#### TASK DATA
◇ ◇ ◇ ◇
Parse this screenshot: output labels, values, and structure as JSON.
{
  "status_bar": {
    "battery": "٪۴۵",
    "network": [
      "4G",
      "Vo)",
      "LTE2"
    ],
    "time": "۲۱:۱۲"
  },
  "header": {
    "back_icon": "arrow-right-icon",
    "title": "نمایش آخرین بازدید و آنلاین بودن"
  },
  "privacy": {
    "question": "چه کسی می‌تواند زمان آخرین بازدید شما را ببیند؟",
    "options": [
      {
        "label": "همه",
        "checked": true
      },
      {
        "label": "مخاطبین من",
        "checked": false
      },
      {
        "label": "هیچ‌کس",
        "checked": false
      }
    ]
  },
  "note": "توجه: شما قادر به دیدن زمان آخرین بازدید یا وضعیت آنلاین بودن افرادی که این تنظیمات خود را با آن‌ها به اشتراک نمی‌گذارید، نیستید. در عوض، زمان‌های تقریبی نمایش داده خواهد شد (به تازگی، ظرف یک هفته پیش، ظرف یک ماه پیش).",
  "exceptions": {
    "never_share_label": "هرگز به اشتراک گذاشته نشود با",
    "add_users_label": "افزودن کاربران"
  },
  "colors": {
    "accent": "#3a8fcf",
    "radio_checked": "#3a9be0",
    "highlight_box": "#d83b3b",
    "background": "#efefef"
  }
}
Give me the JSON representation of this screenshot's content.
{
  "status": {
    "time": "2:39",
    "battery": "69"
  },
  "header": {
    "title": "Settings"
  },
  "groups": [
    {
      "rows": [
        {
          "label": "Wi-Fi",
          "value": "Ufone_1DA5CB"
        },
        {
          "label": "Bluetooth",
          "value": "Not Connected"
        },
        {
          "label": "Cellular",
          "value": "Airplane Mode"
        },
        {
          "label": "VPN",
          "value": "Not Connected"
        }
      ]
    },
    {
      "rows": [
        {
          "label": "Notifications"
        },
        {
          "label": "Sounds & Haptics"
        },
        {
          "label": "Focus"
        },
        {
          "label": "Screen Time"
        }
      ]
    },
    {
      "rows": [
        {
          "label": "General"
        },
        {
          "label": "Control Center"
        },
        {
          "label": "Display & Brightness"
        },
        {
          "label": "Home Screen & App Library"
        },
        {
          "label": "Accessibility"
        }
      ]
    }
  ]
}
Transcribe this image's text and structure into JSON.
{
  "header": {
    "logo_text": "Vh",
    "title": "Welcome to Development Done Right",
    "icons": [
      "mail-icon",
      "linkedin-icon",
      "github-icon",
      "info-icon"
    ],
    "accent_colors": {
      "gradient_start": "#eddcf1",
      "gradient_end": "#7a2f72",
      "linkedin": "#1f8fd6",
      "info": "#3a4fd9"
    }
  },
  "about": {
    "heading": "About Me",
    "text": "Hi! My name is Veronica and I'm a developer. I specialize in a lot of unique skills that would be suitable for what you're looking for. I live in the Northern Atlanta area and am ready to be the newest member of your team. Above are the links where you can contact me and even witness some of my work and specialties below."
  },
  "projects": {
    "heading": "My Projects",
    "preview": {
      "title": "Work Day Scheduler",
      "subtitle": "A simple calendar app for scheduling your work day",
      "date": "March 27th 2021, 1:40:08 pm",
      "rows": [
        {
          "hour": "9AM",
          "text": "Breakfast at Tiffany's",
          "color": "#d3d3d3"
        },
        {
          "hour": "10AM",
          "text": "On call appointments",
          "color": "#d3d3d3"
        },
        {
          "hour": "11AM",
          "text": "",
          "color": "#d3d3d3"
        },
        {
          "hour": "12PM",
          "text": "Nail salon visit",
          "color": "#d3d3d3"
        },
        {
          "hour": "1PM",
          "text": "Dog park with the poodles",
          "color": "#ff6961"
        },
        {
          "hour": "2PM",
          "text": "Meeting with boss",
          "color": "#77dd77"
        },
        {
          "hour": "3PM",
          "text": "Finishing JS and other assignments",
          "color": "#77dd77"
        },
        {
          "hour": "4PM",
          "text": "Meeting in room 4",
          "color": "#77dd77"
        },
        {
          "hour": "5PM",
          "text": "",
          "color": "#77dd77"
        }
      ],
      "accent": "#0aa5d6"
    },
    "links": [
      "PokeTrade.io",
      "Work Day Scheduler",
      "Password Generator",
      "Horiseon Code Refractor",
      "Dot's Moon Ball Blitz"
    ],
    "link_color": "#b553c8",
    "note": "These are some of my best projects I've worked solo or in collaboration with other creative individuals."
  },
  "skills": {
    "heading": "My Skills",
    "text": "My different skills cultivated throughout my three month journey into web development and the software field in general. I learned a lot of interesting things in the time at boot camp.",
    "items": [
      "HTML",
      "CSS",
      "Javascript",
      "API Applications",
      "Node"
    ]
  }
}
◇ ◇ ◇ ◇
#### GIVEN INSTRUCTION
Where a line in the entries holds the word "زمان", copy that line.

#### PROBLEM SOLUTION
    "question": "چه کسی می‌تواند زمان آخرین بازدید شما را ببیند؟",
  "note": "توجه: شما قادر به دیدن زمان آخرین بازدید یا وضعیت آنلاین بودن افرادی که این تنظیمات خود را با آن‌ها به اشتراک نمی‌گذارید، نیستید. در عوض، زمان‌های تقریبی نمایش داده خواهد شد (به تازگی، ظرف یک هفته پیش، ظرف یک ماه پیش).",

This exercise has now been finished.